[Figure contents as structured data]
◆ ◆ ◆ ◆ ◆
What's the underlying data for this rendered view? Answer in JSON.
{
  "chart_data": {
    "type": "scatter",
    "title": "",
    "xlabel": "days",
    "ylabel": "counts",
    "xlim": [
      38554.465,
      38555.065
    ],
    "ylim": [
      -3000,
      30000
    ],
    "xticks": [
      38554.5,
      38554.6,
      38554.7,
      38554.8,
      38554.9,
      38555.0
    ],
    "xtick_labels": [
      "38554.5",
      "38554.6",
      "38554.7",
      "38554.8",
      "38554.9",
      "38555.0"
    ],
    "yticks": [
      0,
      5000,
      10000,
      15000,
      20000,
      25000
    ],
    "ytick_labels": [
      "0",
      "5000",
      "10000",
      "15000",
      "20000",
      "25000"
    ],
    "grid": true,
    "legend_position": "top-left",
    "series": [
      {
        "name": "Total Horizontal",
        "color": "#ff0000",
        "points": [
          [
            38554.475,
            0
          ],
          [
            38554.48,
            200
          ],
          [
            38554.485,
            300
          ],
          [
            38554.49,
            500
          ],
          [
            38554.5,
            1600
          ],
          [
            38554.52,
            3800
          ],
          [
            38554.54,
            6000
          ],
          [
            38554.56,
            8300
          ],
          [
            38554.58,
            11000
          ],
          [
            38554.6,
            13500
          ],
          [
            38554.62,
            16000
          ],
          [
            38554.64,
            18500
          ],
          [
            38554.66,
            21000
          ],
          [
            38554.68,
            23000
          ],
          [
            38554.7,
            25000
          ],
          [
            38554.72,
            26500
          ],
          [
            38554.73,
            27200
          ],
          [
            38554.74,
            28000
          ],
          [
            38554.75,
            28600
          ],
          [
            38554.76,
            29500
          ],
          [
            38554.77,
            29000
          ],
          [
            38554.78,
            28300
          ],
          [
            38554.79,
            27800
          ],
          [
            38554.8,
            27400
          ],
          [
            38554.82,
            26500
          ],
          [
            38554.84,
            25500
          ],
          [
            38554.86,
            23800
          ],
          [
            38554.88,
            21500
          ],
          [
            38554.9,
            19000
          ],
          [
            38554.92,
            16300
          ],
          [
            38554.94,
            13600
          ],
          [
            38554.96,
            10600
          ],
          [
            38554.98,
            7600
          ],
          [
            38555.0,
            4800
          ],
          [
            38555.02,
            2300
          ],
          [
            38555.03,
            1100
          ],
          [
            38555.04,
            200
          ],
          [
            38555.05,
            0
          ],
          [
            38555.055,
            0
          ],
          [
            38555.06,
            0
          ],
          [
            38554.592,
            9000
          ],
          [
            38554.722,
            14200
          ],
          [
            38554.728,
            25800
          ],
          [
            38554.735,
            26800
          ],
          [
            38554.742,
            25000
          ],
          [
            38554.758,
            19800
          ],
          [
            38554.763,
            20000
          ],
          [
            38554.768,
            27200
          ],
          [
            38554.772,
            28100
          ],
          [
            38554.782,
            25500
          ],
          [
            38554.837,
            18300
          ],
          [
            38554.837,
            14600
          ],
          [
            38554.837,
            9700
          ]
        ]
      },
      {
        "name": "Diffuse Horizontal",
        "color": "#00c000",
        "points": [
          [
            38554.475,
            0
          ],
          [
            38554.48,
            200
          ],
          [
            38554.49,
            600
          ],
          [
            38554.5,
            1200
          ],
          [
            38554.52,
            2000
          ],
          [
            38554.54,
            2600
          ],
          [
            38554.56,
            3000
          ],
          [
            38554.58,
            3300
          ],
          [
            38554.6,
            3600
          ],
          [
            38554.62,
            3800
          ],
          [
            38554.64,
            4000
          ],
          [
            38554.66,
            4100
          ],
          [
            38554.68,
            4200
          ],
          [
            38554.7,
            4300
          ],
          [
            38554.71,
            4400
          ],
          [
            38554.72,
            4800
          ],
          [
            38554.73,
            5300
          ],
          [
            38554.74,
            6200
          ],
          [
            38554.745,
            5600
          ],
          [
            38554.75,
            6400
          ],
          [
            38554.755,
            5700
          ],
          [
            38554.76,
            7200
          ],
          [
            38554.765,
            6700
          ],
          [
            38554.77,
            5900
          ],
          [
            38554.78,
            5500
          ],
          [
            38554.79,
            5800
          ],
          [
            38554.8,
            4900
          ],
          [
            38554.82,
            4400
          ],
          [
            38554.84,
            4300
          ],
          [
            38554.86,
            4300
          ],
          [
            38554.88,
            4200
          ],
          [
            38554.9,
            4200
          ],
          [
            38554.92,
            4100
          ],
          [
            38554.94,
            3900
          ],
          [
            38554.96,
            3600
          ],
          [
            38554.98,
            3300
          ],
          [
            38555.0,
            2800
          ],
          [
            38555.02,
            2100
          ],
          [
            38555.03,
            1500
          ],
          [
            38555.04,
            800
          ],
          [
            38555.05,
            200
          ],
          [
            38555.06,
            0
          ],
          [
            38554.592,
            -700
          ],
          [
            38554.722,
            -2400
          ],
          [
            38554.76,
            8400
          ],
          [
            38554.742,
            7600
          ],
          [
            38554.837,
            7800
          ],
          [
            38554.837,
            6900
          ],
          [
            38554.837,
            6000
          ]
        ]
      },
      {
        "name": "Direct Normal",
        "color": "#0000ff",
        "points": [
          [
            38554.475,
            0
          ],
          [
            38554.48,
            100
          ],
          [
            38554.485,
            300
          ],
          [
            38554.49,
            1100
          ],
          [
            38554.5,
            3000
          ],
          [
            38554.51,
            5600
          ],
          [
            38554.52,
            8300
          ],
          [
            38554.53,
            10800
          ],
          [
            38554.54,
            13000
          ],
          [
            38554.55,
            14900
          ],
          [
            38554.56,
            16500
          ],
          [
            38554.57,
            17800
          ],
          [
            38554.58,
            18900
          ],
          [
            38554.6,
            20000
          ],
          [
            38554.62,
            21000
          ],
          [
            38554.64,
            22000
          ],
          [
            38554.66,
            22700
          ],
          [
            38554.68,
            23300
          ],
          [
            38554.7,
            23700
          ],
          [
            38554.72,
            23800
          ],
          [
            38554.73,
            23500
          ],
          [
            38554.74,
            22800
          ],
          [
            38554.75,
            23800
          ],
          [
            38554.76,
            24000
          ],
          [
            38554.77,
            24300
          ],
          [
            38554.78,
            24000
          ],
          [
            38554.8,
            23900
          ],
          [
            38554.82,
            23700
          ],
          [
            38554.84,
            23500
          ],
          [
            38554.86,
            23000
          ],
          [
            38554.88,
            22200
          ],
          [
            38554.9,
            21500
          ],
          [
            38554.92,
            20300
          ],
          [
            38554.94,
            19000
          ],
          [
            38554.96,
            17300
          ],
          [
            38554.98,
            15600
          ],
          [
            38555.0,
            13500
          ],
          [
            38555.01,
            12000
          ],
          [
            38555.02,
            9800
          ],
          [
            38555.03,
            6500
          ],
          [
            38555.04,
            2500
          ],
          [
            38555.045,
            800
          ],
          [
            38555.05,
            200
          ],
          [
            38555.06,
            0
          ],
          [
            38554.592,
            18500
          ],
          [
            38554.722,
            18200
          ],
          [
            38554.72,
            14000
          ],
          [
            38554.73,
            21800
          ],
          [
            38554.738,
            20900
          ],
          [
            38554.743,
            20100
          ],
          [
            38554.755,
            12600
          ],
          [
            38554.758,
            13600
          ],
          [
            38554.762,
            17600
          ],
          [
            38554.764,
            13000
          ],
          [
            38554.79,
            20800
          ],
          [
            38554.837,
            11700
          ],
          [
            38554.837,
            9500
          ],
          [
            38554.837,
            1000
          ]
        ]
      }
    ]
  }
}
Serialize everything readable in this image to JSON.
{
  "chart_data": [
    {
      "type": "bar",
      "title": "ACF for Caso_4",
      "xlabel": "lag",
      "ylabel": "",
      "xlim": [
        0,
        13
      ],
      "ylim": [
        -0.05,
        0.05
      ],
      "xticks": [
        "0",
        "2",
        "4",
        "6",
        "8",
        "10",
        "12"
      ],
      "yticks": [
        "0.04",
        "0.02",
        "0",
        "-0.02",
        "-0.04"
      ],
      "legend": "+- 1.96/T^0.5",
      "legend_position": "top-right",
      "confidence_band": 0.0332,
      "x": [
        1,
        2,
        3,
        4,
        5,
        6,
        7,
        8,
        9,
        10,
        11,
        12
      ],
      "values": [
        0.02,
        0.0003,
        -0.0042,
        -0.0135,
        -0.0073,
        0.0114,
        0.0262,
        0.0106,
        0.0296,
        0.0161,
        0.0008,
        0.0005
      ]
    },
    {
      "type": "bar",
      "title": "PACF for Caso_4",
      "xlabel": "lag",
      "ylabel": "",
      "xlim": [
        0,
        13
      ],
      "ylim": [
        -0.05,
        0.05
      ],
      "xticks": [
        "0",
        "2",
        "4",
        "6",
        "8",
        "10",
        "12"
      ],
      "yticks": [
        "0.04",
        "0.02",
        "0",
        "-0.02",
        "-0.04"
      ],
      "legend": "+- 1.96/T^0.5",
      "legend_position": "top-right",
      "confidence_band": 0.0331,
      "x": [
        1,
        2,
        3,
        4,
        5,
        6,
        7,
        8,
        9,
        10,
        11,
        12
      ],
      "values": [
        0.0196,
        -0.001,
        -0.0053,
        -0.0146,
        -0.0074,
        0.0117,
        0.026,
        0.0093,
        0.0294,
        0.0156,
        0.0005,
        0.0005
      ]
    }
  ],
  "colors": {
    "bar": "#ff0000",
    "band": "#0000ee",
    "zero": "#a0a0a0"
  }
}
◆ ◆ ◆ ◆ ◆
• [REQUEST]
Write out exactly the lines of the entries above that run from the line containing "Serialize everything readable" through the last line, including both.

• [WRITTEN RESPONSE]
Serialize everything readable in this image to JSON.
{
  "chart_data": [
    {
      "type": "bar",
      "title": "ACF for Caso_4",
      "xlabel": "lag",
      "ylabel": "",
      "xlim": [
        0,
        13
      ],
      "ylim": [
        -0.05,
        0.05
      ],
      "xticks": [
        "0",
        "2",
        "4",
        "6",
        "8",
        "10",
        "12"
      ],
      "yticks": [
        "0.04",
        "0.02",
        "0",
        "-0.02",
        "-0.04"
      ],
      "legend": "+- 1.96/T^0.5",
      "legend_position": "top-right",
      "confidence_band": 0.0332,
      "x": [
        1,
        2,
        3,
        4,
        5,
        6,
        7,
        8,
        9,
        10,
        11,
        12
      ],
      "values": [
        0.02,
        0.0003,
        -0.0042,
        -0.0135,
        -0.0073,
        0.0114,
        0.0262,
        0.0106,
        0.0296,
        0.0161,
        0.0008,
        0.0005
      ]
    },
    {
      "type": "bar",
      "title": "PACF for Caso_4",
      "xlabel": "lag",
      "ylabel": "",
      "xlim": [
        0,
        13
      ],
      "ylim": [
        -0.05,
        0.05
      ],
      "xticks": [
        "0",
        "2",
        "4",
        "6",
        "8",
        "10",
        "12"
      ],
      "yticks": [
        "0.04",
        "0.02",
        "0",
        "-0.02",
        "-0.04"
      ],
      "legend": "+- 1.96/T^0.5",
      "legend_position": "top-right",
      "confidence_band": 0.0331,
      "x": [
        1,
        2,
        3,
        4,
        5,
        6,
        7,
        8,
        9,
        10,
        11,
        12
      ],
      "values": [
        0.0196,
        -0.001,
        -0.0053,
        -0.0146,
        -0.0074,
        0.0117,
        0.026,
        0.0093,
        0.0294,
        0.0156,
        0.0005,
        0.0005
      ]
    }
  ],
  "colors": {
    "bar": "#ff0000",
    "band": "#0000ee",
    "zero": "#a0a0a0"
  }
}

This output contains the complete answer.